**EXERCISE INSTRUCTIONS**
State how many lines in the entries below contain "object". Write nothing but the number.

==========

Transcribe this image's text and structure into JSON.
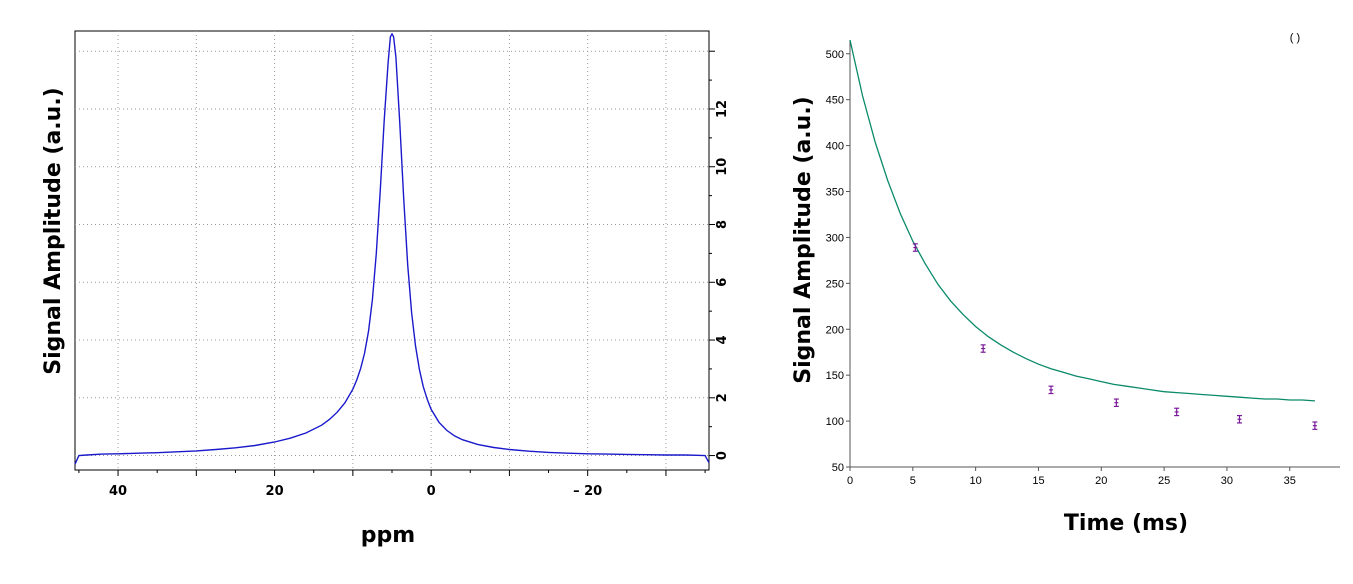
{
  "chart_data": [
    {
      "type": "line",
      "xlabel": "ppm",
      "ylabel": "Signal Amplitude (a.u.)",
      "xlim": [
        45.5,
        -35.5
      ],
      "ylim": [
        -0.5,
        14.7
      ],
      "x_reversed": true,
      "x_ticks": [
        40,
        20,
        0,
        -20
      ],
      "x_tick_labels": [
        "40",
        "20",
        "0",
        "– 20"
      ],
      "y_ticks": [
        0,
        2,
        4,
        6,
        8,
        10,
        12
      ],
      "y_tick_labels": [
        "0",
        "2",
        "4",
        "6",
        "8",
        "10",
        "12"
      ],
      "y_axis_position": "right",
      "grid": true,
      "series": [
        {
          "color": "#1a1acc",
          "x": [
            45.5,
            45,
            44,
            42,
            40,
            37.5,
            35,
            32.5,
            30,
            27.5,
            25,
            22.5,
            20,
            18,
            16,
            14,
            13,
            12,
            11,
            10,
            9.5,
            9,
            8.5,
            8,
            7.5,
            7,
            6.5,
            6,
            5.5,
            5.2,
            5,
            4.8,
            4.5,
            4,
            3.5,
            3,
            2.5,
            2,
            1.5,
            1,
            0.5,
            0,
            -1,
            -2,
            -3,
            -4,
            -6,
            -8,
            -10,
            -12.5,
            -15,
            -17.5,
            -20,
            -22.5,
            -25,
            -27.5,
            -30,
            -32.5,
            -34,
            -35,
            -35.5
          ],
          "y": [
            -0.3,
            0.0,
            0.02,
            0.05,
            0.06,
            0.08,
            0.1,
            0.13,
            0.16,
            0.21,
            0.27,
            0.35,
            0.47,
            0.6,
            0.78,
            1.05,
            1.25,
            1.5,
            1.83,
            2.3,
            2.62,
            3.02,
            3.55,
            4.3,
            5.4,
            7.0,
            9.2,
            11.6,
            13.6,
            14.5,
            14.6,
            14.5,
            13.8,
            11.5,
            8.9,
            6.6,
            4.95,
            3.8,
            2.98,
            2.38,
            1.95,
            1.6,
            1.15,
            0.87,
            0.68,
            0.55,
            0.38,
            0.28,
            0.21,
            0.15,
            0.11,
            0.08,
            0.06,
            0.05,
            0.04,
            0.03,
            0.02,
            0.02,
            0.01,
            0.0,
            -0.25
          ]
        }
      ]
    },
    {
      "type": "scatter",
      "xlabel": "Time (ms)",
      "ylabel": "Signal Amplitude (a.u.)",
      "xlim": [
        0,
        39
      ],
      "ylim": [
        50,
        515
      ],
      "x_ticks": [
        0,
        5,
        10,
        15,
        20,
        25,
        30,
        35
      ],
      "y_ticks": [
        50,
        100,
        150,
        200,
        250,
        300,
        350,
        400,
        450,
        500
      ],
      "grid": false,
      "corner_mark": "( )",
      "series": [
        {
          "kind": "points",
          "color": "#7a1a9a",
          "x": [
            5.2,
            10.6,
            16.0,
            21.2,
            26.0,
            31.0,
            37.0
          ],
          "y": [
            289,
            179,
            134,
            120,
            110,
            102,
            95
          ],
          "error": [
            4,
            4,
            4,
            4,
            4,
            4,
            4
          ]
        },
        {
          "kind": "fit",
          "color": "#0a8a6a",
          "x": [
            0,
            1,
            2,
            3,
            4,
            5,
            6,
            7,
            8,
            9,
            10,
            11,
            12,
            13,
            14,
            15,
            16,
            17,
            18,
            19,
            20,
            21,
            22,
            23,
            24,
            25,
            26,
            27,
            28,
            29,
            30,
            31,
            32,
            33,
            34,
            35,
            36,
            37
          ],
          "y": [
            515,
            454,
            404,
            362,
            326,
            296,
            271,
            249,
            231,
            216,
            203,
            192,
            183,
            175,
            168,
            162,
            157,
            153,
            149,
            146,
            143,
            140,
            138,
            136,
            134,
            132,
            131,
            130,
            129,
            128,
            127,
            126,
            125,
            124,
            124,
            123,
            123,
            122
          ]
        }
      ]
    }
  ]
}
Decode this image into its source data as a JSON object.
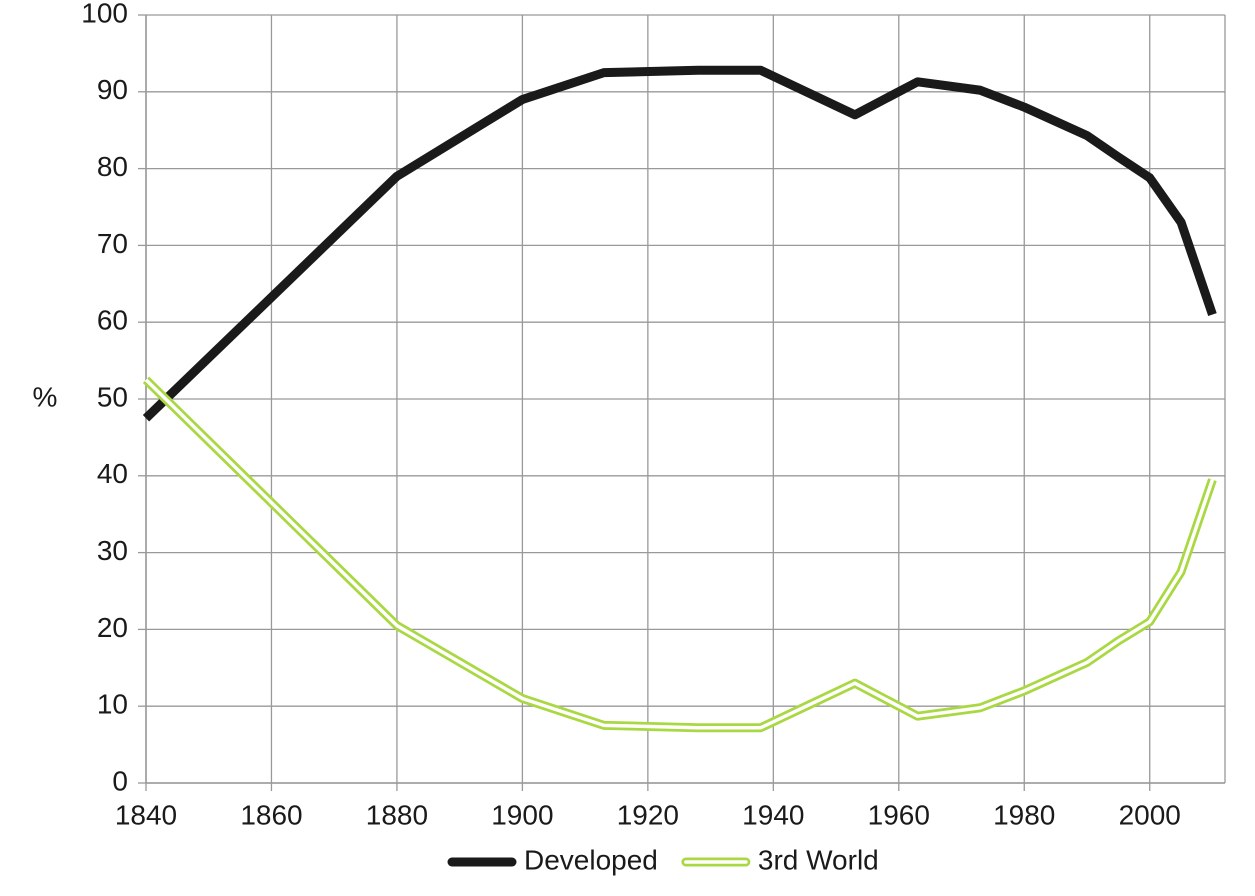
{
  "chart_data": {
    "type": "line",
    "y_label": "%",
    "xlim": [
      1840,
      2012
    ],
    "xticks": [
      1840,
      1860,
      1880,
      1900,
      1920,
      1940,
      1960,
      1980,
      2000
    ],
    "ylim": [
      0,
      100
    ],
    "yticks": [
      0,
      10,
      20,
      30,
      40,
      50,
      60,
      70,
      80,
      90,
      100
    ],
    "grid": true,
    "legend": "bottom",
    "series": [
      {
        "name": "Developed",
        "color": "#1a1a1a",
        "line_style": "solid",
        "x": [
          1840,
          1880,
          1900,
          1913,
          1928,
          1938,
          1953,
          1963,
          1973,
          1980,
          1990,
          1995,
          2000,
          2005,
          2010
        ],
        "values": [
          47.5,
          79,
          89,
          92.5,
          92.8,
          92.8,
          87,
          91.3,
          90.2,
          88,
          84.3,
          81.5,
          78.8,
          73,
          61
        ]
      },
      {
        "name": "3rd World",
        "color": "#a9d843",
        "line_style": "double",
        "x": [
          1840,
          1880,
          1900,
          1913,
          1928,
          1938,
          1953,
          1963,
          1973,
          1980,
          1990,
          1995,
          2000,
          2005,
          2010
        ],
        "values": [
          52.5,
          20.5,
          11,
          7.5,
          7.2,
          7.2,
          13,
          8.7,
          9.8,
          12,
          15.7,
          18.5,
          21,
          27.5,
          39.5
        ]
      }
    ]
  }
}
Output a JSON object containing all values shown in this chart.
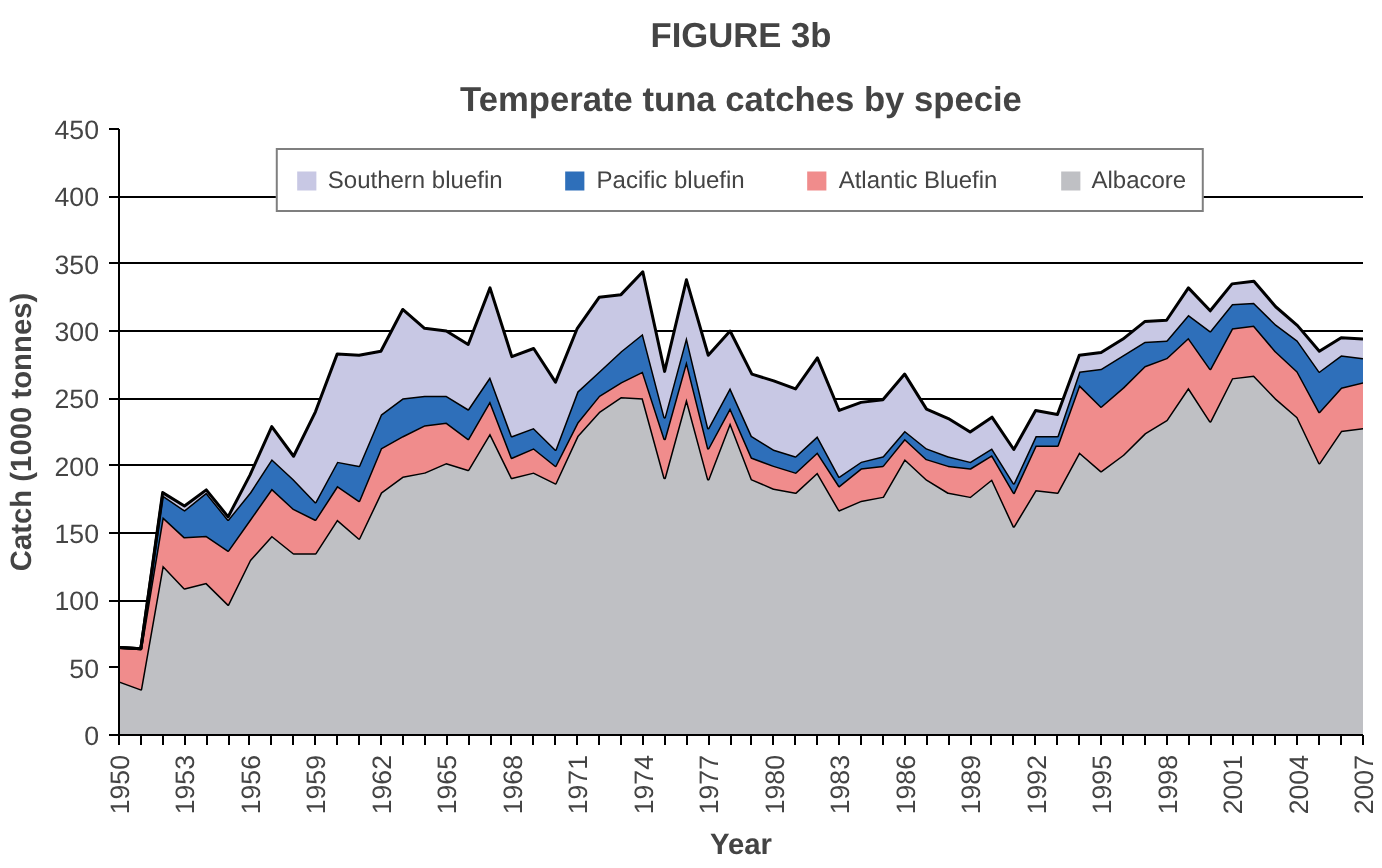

==========

**EXERCISE RESPONSE**
2